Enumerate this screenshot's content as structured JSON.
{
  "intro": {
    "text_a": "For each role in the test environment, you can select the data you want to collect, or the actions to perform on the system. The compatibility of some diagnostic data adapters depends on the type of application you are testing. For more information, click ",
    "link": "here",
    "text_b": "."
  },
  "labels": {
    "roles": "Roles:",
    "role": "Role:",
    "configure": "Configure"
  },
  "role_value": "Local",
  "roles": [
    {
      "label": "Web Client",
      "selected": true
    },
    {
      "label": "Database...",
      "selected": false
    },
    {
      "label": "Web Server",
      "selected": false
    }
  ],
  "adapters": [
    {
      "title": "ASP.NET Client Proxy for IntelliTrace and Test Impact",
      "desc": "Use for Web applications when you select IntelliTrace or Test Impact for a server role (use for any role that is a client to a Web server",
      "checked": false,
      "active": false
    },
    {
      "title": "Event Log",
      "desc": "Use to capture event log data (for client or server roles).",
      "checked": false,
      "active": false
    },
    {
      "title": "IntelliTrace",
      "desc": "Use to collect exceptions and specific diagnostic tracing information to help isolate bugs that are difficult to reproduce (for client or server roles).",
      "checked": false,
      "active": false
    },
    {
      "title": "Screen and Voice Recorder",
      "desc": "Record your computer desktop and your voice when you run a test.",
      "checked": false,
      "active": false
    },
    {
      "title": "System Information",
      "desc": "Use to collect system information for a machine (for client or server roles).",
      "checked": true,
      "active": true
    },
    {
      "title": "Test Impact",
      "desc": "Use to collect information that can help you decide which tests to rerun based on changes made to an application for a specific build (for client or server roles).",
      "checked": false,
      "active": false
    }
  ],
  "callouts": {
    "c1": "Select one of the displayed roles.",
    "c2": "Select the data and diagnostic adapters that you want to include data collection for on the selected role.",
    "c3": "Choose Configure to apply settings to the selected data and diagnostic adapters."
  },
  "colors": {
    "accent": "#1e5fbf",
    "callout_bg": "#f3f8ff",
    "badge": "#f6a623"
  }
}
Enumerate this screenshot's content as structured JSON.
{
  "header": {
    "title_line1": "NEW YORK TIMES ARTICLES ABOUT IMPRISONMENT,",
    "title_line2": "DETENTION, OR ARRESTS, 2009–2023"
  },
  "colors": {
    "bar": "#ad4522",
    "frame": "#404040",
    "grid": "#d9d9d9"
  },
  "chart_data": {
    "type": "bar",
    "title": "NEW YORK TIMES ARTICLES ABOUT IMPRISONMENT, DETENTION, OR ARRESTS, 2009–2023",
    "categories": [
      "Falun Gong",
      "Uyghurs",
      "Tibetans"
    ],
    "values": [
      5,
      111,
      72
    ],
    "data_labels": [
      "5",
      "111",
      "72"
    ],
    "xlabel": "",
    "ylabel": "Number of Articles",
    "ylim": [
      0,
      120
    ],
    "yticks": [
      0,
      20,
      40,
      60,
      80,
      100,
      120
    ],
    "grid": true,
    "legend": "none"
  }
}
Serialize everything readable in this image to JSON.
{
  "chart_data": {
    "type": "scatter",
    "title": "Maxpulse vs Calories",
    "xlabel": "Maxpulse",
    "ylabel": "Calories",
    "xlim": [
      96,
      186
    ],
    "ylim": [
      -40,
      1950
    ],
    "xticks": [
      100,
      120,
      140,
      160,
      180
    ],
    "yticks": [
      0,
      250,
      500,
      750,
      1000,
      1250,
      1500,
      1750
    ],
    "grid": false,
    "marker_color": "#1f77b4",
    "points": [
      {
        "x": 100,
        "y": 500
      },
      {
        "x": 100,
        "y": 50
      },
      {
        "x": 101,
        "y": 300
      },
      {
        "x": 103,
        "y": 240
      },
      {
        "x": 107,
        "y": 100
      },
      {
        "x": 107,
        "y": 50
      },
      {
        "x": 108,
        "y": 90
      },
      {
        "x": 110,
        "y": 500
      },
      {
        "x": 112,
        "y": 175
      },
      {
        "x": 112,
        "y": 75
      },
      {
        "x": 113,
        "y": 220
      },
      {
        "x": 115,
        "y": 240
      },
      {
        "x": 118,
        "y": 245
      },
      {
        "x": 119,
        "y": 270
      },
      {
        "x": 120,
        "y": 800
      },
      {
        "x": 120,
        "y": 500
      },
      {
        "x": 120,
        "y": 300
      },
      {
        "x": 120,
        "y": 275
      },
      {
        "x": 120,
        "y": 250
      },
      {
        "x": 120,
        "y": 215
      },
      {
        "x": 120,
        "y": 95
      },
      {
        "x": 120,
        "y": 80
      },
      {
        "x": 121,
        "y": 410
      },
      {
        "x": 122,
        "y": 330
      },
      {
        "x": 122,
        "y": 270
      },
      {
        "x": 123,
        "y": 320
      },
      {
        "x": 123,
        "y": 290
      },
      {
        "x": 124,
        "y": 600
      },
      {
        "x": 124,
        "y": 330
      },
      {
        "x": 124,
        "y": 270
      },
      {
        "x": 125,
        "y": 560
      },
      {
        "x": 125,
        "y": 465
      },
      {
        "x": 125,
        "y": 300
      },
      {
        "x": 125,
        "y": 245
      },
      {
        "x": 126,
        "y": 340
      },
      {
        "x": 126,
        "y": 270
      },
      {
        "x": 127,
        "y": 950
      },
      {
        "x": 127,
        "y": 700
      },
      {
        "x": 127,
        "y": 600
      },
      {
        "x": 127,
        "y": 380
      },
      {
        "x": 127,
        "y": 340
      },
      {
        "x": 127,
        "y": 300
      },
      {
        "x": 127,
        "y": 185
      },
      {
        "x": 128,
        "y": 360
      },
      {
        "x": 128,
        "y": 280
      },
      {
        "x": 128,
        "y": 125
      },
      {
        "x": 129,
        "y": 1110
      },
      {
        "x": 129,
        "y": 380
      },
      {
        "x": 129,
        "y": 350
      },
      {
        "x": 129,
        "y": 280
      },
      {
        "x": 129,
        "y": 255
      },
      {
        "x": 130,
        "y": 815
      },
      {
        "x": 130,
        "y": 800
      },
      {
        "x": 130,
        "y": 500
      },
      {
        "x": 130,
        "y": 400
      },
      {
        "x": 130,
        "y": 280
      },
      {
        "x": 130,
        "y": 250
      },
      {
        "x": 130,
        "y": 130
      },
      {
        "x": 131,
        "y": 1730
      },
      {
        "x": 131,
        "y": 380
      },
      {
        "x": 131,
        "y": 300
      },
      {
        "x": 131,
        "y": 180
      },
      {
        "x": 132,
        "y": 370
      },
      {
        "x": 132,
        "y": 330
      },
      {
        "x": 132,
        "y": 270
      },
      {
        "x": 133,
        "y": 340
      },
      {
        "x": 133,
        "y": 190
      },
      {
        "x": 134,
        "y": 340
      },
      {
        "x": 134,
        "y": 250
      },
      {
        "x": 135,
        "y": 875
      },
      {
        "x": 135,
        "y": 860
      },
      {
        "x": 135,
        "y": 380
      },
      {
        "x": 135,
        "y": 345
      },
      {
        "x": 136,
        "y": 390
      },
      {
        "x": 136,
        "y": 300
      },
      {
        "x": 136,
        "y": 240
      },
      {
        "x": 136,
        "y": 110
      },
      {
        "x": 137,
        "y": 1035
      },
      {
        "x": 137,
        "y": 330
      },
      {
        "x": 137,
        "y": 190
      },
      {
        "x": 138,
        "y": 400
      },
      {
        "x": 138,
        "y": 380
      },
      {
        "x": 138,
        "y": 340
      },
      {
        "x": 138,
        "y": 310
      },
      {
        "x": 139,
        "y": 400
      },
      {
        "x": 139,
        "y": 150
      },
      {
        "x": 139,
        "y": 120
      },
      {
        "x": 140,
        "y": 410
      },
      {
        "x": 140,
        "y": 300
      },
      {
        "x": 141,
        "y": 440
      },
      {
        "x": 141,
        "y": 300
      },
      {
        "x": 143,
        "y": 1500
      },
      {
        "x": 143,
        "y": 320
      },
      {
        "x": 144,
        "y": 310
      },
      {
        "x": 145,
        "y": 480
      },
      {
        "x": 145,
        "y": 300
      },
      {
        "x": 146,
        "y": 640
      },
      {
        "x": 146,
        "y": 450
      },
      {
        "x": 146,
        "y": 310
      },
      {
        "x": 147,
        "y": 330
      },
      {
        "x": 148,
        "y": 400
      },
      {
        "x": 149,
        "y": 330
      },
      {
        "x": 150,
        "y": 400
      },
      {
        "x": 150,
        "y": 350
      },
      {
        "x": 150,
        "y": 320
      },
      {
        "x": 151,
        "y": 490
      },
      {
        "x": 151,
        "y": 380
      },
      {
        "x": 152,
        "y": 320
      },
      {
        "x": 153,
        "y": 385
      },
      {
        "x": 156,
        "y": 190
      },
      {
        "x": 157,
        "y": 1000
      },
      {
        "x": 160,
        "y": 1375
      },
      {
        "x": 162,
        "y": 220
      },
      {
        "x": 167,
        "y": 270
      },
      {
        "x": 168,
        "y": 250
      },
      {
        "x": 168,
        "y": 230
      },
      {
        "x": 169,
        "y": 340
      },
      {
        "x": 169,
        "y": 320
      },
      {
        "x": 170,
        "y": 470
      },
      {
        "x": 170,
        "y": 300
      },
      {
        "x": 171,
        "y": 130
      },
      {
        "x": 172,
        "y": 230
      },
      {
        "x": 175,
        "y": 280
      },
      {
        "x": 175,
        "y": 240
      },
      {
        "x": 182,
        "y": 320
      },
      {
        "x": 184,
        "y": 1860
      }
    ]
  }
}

-----

**What to produce**
Every line that holds the word "roles" should be extracted.

**Solution for this problem**
    "roles": "Roles:",
  "roles": [
      "desc": "Use to capture event log data (for client or server roles).",
      "desc": "Use to collect exceptions and specific diagnostic tracing information to help isolate bugs that are difficult to reproduce (for client or server roles).",
      "desc": "Use to collect system information for a machine (for client or server roles).",
      "desc": "Use to collect information that can help you decide which tests to rerun based on changes made to an application for a specific build (for client or server roles).",
    "c1": "Select one of the displayed roles.",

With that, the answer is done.